(Data records)
**********

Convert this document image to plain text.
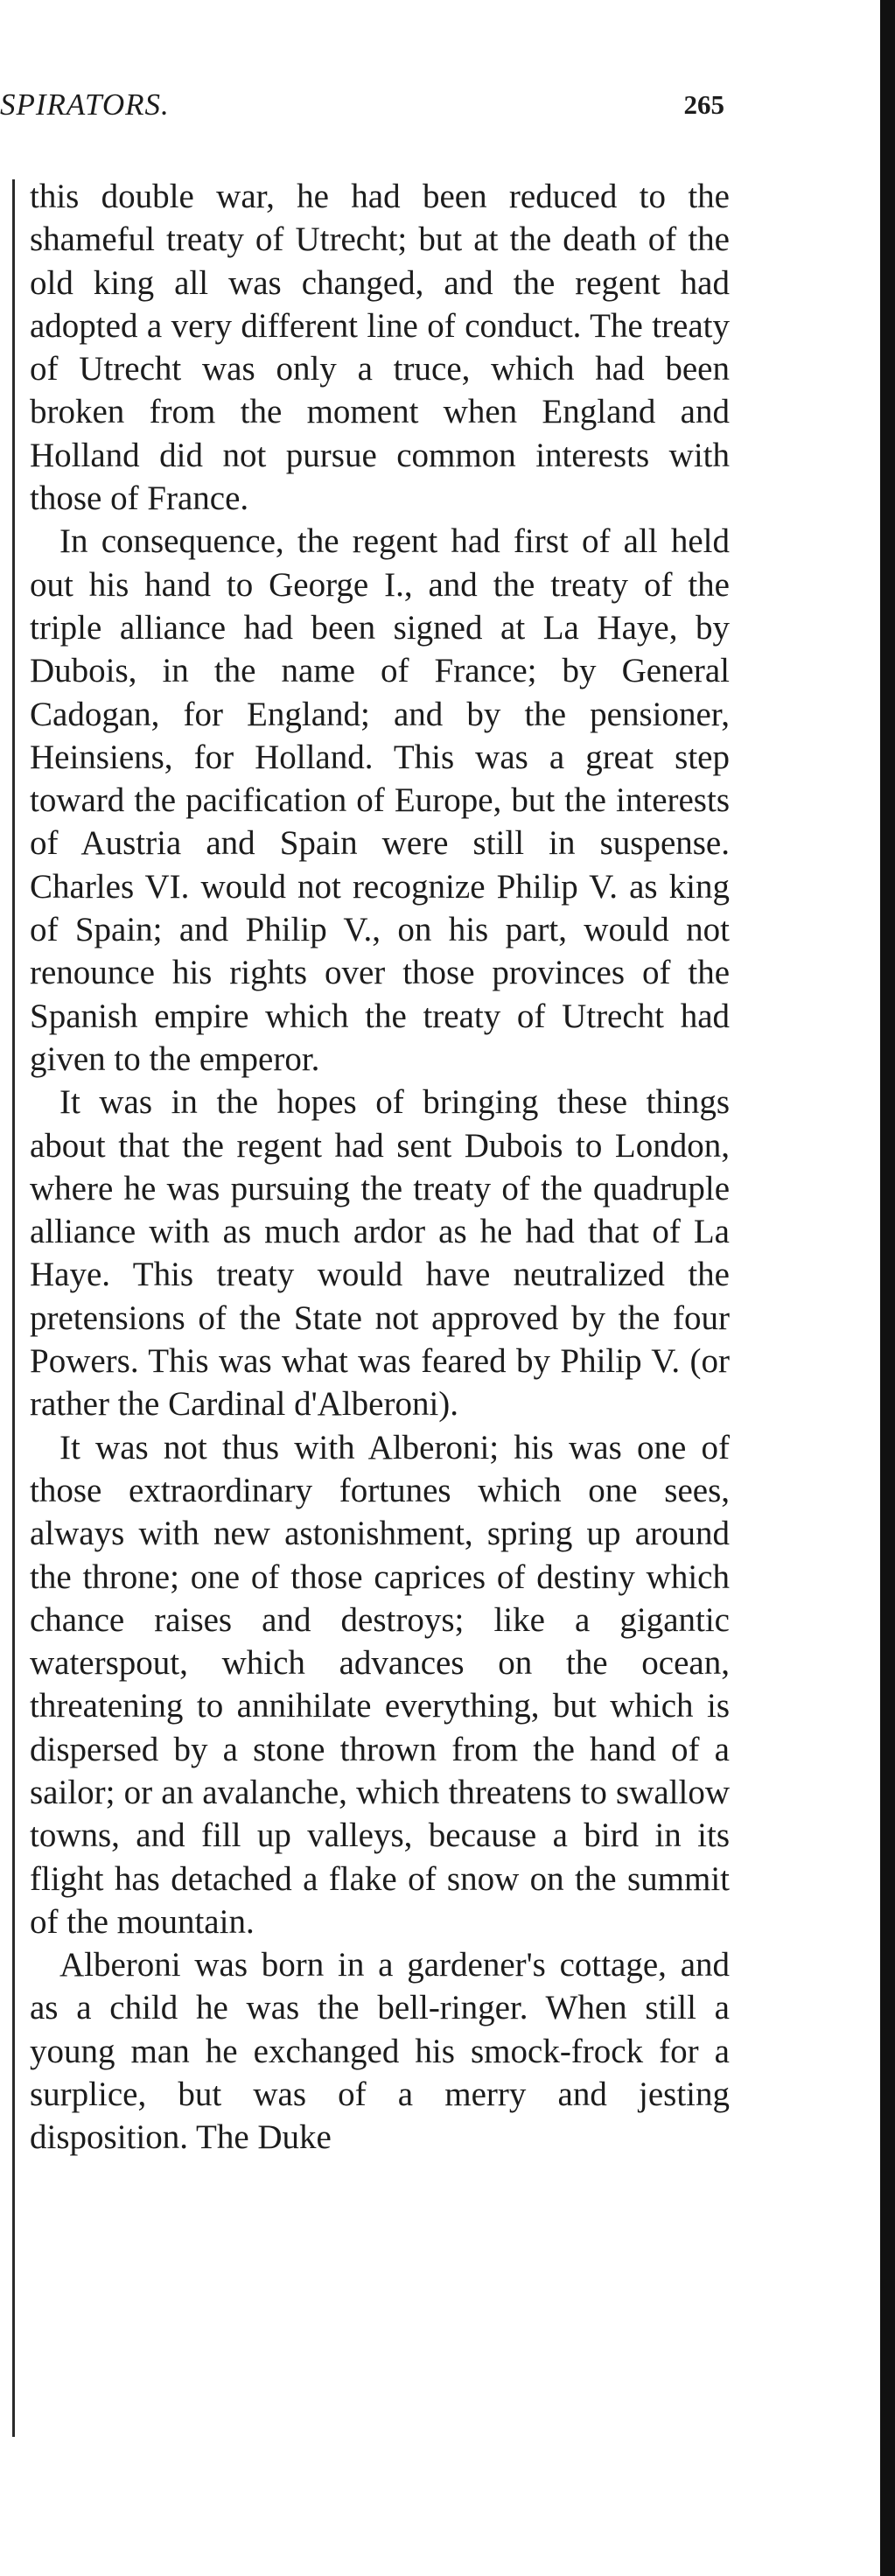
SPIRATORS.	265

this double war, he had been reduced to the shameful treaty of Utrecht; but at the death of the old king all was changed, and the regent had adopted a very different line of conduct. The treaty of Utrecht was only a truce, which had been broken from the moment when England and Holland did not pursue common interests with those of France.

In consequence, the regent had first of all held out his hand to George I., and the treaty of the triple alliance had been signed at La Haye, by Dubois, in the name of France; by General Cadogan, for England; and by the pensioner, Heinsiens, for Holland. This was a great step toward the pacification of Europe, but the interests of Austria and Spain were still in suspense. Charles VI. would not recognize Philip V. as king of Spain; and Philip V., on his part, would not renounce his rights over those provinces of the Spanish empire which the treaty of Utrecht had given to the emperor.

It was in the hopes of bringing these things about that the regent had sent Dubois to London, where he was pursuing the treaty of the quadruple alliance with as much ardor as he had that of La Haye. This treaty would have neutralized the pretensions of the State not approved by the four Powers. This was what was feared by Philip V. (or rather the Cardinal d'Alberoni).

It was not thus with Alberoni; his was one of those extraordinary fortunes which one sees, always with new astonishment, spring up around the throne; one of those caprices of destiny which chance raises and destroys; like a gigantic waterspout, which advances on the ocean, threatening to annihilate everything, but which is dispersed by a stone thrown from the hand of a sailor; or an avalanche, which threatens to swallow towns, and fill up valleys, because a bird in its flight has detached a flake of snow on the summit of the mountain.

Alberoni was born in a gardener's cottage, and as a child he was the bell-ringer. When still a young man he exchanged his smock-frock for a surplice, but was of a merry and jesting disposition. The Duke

**********

_Given instruction_: Each record above should come back exactly the same, only without its pictures.

_Task solution_:
Convert this document image to plain text.
SPIRATORS.	265

this double war, he had been reduced to the shameful treaty of Utrecht; but at the death of the old king all was changed, and the regent had adopted a very different line of conduct. The treaty of Utrecht was only a truce, which had been broken from the moment when England and Holland did not pursue common interests with those of France.

In consequence, the regent had first of all held out his hand to George I., and the treaty of the triple alliance had been signed at La Haye, by Dubois, in the name of France; by General Cadogan, for England; and by the pensioner, Heinsiens, for Holland. This was a great step toward the pacification of Europe, but the interests of Austria and Spain were still in suspense. Charles VI. would not recognize Philip V. as king of Spain; and Philip V., on his part, would not renounce his rights over those provinces of the Spanish empire which the treaty of Utrecht had given to the emperor.

It was in the hopes of bringing these things about that the regent had sent Dubois to London, where he was pursuing the treaty of the quadruple alliance with as much ardor as he had that of La Haye. This treaty would have neutralized the pretensions of the State not approved by the four Powers. This was what was feared by Philip V. (or rather the Cardinal d'Alberoni).

It was not thus with Alberoni; his was one of those extraordinary fortunes which one sees, always with new astonishment, spring up around the throne; one of those caprices of destiny which chance raises and destroys; like a gigantic waterspout, which advances on the ocean, threatening to annihilate everything, but which is dispersed by a stone thrown from the hand of a sailor; or an avalanche, which threatens to swallow towns, and fill up valleys, because a bird in its flight has detached a flake of snow on the summit of the mountain.

Alberoni was born in a gardener's cottage, and as a child he was the bell-ringer. When still a young man he exchanged his smock-frock for a surplice, but was of a merry and jesting disposition. The Duke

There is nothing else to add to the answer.